» **Exercise prompt**
Copy out the records word for word, beginning with the first line and ending with the line that contains "legend-label-comparison-mean: Comparison Mean", with both of those lines included.

[Box annotation data]
○ ○ ○ ○ ○

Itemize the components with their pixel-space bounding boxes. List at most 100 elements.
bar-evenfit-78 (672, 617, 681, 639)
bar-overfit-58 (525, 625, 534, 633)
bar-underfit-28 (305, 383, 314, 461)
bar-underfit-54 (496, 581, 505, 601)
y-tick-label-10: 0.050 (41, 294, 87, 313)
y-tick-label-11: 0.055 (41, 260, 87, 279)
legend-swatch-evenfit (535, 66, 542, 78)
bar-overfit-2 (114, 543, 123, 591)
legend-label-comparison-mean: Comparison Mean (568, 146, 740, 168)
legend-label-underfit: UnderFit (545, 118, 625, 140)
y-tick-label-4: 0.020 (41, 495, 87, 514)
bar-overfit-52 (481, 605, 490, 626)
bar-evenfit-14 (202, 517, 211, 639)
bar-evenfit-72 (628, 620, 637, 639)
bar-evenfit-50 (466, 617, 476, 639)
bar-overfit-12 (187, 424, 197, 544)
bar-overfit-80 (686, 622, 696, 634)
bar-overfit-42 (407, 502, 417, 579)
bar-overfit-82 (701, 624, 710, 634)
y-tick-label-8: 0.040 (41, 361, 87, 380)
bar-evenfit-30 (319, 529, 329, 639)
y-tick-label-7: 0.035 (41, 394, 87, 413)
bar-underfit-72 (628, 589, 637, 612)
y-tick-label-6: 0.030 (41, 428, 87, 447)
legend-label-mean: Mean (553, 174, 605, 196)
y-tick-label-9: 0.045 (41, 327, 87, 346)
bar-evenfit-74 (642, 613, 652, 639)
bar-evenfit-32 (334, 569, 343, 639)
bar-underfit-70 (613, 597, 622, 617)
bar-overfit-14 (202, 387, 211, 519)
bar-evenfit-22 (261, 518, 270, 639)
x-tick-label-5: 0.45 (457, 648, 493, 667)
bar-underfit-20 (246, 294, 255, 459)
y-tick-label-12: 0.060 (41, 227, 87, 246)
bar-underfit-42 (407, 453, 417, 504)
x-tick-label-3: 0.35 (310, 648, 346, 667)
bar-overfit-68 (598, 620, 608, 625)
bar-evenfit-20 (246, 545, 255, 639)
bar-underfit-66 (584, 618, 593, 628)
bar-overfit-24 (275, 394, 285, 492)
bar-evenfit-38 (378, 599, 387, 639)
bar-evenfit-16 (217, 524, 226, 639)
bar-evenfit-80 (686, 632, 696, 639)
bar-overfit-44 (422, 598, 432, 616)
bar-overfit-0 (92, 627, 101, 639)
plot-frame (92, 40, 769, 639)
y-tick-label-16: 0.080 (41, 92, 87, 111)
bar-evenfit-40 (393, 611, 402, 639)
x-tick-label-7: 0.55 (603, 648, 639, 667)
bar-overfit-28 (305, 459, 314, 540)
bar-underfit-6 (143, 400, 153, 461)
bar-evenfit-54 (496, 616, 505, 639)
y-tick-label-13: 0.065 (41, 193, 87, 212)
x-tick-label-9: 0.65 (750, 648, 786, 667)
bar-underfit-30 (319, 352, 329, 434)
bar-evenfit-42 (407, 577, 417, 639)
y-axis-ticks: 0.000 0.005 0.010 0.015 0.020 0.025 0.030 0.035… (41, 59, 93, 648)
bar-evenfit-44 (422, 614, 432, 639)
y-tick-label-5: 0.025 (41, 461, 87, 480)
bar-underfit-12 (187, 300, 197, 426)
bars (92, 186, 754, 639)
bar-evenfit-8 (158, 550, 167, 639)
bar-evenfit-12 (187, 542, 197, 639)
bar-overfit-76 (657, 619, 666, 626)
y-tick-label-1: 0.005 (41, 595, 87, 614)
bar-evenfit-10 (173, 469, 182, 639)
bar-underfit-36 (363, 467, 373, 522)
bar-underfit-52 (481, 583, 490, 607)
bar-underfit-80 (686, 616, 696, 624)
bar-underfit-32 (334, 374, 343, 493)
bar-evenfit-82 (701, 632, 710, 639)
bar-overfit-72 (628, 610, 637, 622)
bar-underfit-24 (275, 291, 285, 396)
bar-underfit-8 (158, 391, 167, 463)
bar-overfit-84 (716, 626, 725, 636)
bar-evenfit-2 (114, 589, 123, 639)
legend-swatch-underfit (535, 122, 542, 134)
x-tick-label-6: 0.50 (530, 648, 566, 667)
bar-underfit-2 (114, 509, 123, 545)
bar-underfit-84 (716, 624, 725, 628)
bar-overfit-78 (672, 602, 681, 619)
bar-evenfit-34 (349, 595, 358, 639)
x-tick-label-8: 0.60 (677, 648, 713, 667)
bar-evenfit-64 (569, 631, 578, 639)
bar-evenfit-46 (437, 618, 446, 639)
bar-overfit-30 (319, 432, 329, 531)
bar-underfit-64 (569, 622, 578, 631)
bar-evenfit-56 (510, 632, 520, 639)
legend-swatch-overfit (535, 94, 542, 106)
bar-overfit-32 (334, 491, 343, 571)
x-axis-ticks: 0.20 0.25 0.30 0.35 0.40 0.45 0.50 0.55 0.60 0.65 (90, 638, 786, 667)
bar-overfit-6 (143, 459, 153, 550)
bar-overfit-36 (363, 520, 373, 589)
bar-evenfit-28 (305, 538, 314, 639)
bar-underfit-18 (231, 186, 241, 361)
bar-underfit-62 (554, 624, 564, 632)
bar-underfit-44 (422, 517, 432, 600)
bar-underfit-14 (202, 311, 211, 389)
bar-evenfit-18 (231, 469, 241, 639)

○ ○ ○ ○ ○

» **Answer to this task**
Itemize the components with their pixel-space bounding boxes. List at most 100 elements.
bar-evenfit-78 (672, 617, 681, 639)
bar-overfit-58 (525, 625, 534, 633)
bar-underfit-28 (305, 383, 314, 461)
bar-underfit-54 (496, 581, 505, 601)
y-tick-label-10: 0.050 (41, 294, 87, 313)
y-tick-label-11: 0.055 (41, 260, 87, 279)
legend-swatch-evenfit (535, 66, 542, 78)
bar-overfit-2 (114, 543, 123, 591)
legend-label-comparison-mean: Comparison Mean (568, 146, 740, 168)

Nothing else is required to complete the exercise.